═══ Extracted material

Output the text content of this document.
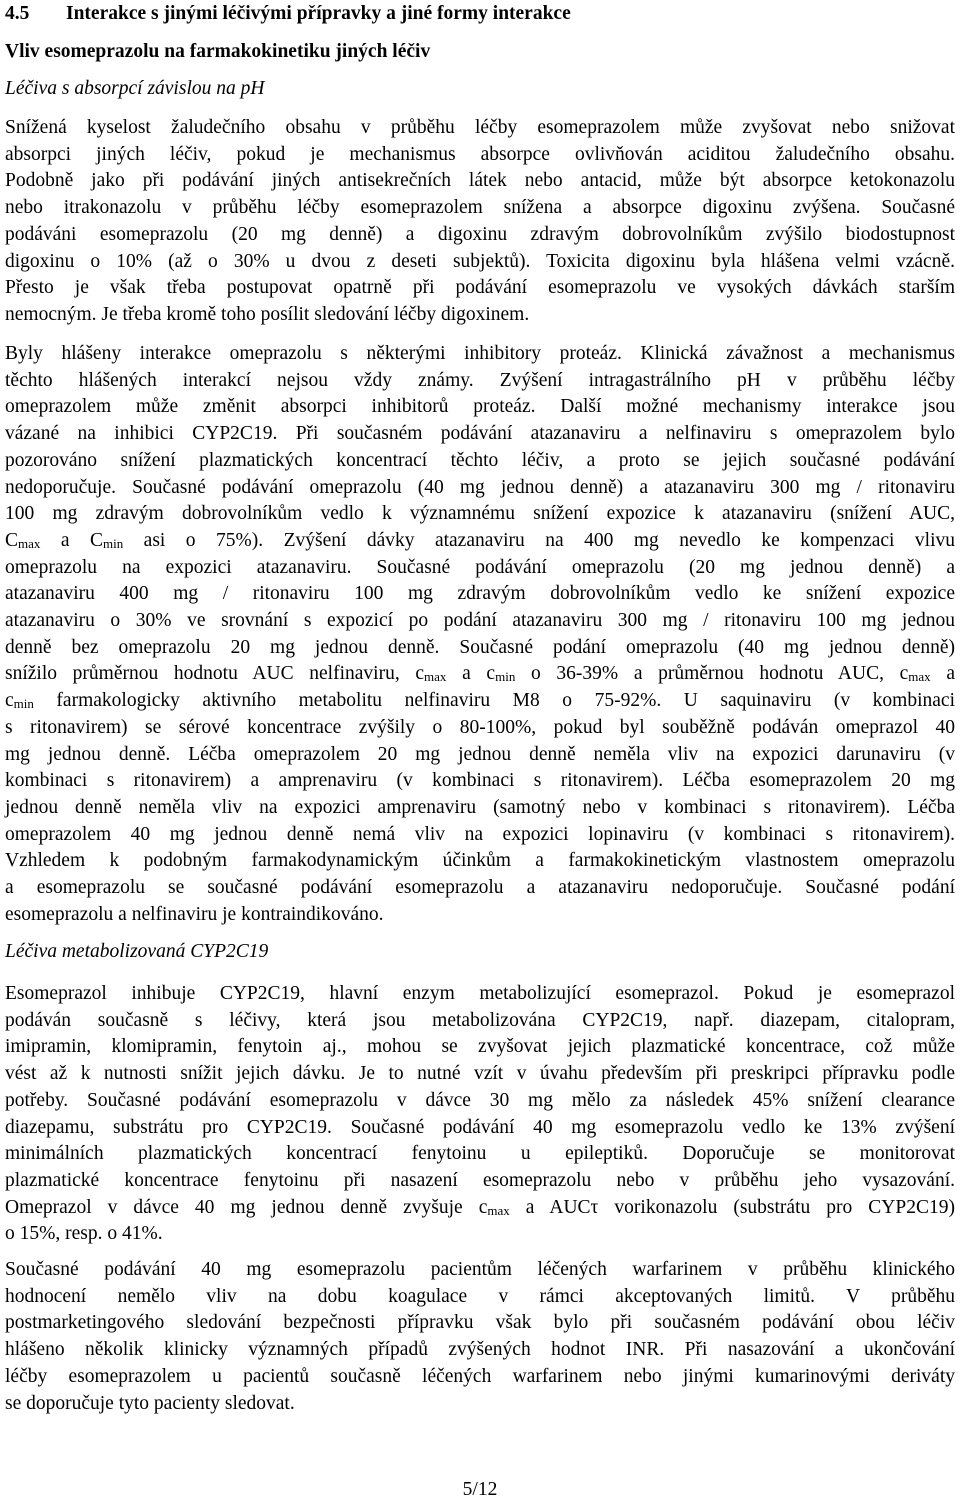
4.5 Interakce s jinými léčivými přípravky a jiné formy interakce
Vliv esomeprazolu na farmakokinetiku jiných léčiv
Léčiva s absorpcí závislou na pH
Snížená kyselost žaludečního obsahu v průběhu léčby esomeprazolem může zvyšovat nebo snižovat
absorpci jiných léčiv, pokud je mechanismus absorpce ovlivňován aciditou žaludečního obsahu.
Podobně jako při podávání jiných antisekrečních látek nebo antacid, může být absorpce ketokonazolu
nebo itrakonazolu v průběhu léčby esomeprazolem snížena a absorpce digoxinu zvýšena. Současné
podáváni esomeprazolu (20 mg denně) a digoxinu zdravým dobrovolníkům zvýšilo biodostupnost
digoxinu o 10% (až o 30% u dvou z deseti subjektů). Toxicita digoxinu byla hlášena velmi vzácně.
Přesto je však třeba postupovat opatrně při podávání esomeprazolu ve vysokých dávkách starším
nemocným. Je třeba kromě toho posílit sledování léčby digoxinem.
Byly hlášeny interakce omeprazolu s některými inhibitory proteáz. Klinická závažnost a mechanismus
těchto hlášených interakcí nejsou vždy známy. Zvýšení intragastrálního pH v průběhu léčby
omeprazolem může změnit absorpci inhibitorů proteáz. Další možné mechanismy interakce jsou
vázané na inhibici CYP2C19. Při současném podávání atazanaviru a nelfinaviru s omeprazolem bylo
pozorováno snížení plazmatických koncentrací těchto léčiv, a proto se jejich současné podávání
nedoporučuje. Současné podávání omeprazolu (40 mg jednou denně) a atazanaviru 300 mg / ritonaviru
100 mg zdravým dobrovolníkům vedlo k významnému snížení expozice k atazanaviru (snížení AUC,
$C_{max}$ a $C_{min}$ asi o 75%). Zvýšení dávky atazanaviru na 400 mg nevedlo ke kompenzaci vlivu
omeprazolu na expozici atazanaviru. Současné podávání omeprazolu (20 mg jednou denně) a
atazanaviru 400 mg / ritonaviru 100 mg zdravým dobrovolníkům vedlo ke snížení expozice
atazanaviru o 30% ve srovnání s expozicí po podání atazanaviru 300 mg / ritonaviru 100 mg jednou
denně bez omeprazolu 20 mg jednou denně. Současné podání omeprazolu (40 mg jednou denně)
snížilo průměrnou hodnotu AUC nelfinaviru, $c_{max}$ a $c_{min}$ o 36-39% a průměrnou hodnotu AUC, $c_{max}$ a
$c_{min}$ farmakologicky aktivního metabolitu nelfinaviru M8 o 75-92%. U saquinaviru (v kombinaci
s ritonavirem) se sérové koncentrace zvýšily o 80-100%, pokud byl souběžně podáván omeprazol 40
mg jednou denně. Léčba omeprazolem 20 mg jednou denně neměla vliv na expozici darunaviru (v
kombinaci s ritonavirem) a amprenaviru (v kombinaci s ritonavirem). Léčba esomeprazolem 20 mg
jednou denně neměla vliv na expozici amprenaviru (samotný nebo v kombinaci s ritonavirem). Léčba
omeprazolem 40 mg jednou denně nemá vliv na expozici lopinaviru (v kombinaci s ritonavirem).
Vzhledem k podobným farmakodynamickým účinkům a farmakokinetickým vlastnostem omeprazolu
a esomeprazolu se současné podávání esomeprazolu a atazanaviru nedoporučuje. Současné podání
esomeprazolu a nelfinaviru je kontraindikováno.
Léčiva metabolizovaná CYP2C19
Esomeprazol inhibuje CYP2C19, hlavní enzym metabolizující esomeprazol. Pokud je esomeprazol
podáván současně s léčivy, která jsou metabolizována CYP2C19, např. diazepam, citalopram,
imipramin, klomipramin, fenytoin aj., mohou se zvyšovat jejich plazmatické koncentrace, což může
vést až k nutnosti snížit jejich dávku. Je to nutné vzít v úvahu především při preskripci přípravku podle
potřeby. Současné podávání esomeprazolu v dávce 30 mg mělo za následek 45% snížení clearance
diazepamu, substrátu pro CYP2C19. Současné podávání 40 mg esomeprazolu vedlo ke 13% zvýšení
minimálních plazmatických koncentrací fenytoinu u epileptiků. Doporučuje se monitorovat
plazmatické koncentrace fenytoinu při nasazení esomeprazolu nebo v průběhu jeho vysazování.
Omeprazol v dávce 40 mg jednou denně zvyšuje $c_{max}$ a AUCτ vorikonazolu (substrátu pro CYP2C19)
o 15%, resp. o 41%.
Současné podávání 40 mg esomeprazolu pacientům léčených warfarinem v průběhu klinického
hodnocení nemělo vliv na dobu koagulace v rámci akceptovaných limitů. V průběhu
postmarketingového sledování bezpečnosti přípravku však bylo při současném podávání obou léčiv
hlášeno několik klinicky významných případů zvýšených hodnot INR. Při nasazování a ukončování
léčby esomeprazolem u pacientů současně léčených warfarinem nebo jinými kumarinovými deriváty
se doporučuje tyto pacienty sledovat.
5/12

══════
═══ Extracted material

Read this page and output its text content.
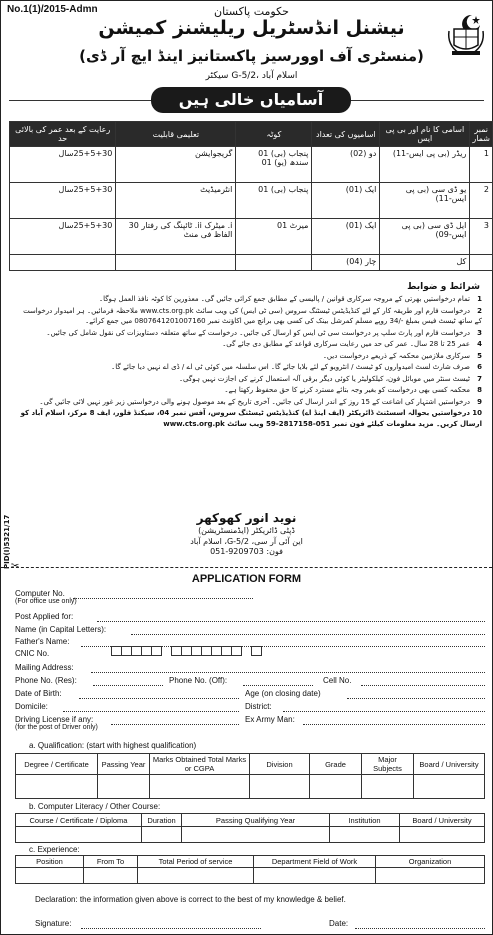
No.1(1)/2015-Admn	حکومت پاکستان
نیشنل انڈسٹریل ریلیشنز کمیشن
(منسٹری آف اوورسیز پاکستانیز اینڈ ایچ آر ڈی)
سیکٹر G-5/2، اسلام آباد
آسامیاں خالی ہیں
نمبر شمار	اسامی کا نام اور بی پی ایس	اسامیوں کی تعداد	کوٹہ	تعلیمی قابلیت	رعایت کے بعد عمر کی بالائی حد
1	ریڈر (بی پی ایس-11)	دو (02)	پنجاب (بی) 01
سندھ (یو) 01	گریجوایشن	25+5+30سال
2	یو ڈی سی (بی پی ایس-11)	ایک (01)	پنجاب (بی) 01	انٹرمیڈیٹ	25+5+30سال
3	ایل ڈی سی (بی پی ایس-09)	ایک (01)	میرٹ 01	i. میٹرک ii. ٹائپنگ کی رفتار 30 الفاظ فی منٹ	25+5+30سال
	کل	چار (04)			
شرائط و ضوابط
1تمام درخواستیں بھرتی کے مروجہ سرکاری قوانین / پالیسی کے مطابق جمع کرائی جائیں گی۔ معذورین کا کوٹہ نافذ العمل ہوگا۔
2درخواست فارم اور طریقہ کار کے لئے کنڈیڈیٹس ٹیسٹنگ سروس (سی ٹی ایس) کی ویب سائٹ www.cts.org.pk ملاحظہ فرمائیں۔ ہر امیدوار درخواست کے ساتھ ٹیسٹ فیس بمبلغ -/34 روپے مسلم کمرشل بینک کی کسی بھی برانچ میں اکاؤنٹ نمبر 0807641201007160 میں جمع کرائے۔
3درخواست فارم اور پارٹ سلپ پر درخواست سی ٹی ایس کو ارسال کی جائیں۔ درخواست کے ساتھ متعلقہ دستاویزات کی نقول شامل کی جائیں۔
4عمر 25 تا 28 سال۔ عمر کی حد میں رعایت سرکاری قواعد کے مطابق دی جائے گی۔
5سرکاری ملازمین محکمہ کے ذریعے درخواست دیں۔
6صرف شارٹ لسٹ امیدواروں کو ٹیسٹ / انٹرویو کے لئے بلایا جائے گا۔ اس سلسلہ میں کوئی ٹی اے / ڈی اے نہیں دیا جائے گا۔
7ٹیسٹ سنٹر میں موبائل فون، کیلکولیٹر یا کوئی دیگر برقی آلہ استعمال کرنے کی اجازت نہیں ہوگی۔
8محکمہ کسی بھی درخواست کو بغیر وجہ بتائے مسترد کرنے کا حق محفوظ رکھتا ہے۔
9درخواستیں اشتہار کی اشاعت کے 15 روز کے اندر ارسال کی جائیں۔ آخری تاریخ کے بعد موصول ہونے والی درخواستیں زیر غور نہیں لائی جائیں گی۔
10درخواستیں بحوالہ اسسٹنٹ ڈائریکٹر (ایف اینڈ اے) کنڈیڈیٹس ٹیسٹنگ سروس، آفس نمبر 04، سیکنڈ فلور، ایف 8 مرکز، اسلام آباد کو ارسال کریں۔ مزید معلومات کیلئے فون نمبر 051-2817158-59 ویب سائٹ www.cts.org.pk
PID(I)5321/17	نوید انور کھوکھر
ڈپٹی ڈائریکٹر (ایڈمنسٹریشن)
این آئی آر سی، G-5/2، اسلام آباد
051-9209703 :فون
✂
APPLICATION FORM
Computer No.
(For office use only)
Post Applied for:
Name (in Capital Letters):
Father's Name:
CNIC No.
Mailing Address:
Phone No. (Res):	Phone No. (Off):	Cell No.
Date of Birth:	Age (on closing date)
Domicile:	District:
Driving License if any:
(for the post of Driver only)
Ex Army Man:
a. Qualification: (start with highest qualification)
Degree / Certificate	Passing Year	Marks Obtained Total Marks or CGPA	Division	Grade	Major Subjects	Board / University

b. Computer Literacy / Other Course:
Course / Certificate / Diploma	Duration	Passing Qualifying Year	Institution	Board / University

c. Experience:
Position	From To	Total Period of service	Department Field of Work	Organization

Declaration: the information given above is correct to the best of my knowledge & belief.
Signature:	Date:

══════

▶ [Stated exercise] Look through the listing above. Pick out each line with "فارم" and copy it.

▶ [Output]
2درخواست فارم اور طریقہ کار کے لئے کنڈیڈیٹس ٹیسٹنگ سروس (سی ٹی ایس) کی ویب سائٹ www.cts.org.pk ملاحظہ فرمائیں۔ ہر امیدوار درخواست کے ساتھ ٹیسٹ فیس بمبلغ -/34 روپے مسلم کمرشل بینک کی کسی بھی برانچ میں اکاؤنٹ نمبر 0807641201007160 میں جمع کرائے۔
3درخواست فارم اور پارٹ سلپ پر درخواست سی ٹی ایس کو ارسال کی جائیں۔ درخواست کے ساتھ متعلقہ دستاویزات کی نقول شامل کی جائیں۔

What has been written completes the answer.